[Exercise input]
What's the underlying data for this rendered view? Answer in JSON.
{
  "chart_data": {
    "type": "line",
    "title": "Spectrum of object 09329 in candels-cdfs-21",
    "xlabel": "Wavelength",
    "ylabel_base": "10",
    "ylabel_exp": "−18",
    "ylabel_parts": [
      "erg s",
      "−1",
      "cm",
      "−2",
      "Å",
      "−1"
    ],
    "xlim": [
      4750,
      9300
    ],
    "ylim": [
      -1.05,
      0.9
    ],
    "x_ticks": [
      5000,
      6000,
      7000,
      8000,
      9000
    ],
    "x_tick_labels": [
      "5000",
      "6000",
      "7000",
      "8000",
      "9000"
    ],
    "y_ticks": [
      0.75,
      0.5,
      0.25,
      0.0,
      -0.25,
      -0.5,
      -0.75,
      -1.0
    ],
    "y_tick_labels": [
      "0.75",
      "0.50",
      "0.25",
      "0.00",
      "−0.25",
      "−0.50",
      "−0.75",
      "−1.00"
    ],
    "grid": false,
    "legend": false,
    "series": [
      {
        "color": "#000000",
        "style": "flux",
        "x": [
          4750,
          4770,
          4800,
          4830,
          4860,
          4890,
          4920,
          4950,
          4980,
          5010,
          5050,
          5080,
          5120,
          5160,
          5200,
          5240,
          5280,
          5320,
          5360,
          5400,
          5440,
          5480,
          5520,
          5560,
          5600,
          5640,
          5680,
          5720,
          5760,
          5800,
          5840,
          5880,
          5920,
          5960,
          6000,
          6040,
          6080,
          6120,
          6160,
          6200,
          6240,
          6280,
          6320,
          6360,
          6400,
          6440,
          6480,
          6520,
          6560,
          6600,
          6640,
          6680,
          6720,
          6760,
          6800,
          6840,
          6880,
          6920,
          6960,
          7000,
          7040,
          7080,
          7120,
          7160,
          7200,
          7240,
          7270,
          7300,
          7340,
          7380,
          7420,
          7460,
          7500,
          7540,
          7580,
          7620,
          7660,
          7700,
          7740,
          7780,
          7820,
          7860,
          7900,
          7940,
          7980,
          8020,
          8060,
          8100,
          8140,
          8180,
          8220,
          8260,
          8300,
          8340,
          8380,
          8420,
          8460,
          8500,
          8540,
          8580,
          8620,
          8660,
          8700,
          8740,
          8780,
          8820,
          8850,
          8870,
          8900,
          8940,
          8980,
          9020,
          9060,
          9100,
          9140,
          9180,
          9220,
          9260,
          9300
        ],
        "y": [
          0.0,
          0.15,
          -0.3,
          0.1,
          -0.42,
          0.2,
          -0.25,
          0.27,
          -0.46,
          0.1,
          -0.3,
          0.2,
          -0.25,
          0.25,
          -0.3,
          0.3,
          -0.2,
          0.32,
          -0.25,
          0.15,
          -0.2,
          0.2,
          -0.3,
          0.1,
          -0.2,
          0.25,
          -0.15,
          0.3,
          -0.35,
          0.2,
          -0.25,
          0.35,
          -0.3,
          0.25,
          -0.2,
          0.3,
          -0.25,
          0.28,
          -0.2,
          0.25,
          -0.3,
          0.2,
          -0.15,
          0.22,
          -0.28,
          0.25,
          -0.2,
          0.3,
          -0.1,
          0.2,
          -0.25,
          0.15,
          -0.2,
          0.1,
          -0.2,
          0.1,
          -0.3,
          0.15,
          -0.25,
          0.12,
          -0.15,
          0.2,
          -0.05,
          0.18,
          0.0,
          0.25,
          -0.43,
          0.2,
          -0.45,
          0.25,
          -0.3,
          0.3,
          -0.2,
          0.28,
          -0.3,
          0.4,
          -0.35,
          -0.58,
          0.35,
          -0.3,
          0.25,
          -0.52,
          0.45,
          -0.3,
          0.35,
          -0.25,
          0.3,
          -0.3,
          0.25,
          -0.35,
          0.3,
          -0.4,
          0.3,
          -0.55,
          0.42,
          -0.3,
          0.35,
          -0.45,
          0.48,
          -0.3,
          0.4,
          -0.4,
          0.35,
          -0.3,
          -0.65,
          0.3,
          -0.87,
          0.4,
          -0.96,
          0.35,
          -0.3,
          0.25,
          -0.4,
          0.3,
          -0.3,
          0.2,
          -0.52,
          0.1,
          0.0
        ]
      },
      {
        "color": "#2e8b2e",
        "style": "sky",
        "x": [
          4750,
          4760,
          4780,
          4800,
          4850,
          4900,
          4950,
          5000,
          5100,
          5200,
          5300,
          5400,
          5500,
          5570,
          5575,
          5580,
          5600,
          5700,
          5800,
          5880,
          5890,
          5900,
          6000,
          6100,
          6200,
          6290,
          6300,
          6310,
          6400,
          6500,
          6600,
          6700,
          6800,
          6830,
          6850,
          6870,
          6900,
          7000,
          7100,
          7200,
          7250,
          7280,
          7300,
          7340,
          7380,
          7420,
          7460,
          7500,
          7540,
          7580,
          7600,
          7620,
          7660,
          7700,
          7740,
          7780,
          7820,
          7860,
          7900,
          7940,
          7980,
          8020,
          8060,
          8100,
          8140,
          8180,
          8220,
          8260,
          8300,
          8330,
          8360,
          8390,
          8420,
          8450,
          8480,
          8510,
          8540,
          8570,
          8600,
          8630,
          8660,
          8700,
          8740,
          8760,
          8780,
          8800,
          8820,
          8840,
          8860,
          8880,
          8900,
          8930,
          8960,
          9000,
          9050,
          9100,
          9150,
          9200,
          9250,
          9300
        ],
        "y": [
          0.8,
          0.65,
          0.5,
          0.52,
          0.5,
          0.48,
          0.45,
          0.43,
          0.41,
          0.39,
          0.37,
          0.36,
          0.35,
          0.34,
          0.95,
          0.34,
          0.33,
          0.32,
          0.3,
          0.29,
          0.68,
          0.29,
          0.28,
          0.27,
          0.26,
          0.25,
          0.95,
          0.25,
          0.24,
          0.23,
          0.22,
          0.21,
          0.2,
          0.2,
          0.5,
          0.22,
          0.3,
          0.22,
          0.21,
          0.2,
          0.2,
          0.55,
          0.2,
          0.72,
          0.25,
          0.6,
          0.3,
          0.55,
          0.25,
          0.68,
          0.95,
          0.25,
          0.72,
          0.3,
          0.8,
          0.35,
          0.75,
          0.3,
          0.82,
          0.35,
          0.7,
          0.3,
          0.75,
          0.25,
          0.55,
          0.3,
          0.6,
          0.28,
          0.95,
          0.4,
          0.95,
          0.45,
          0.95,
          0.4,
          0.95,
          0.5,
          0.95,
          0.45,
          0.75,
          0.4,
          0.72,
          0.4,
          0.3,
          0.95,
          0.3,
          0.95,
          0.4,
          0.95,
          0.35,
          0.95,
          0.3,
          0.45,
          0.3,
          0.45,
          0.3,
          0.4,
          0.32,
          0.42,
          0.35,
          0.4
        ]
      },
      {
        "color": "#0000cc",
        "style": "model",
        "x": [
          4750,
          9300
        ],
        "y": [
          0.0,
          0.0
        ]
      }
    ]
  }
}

[Job]
In the material above, how many lines hold the word "color"? Say only the number.

[The response]
3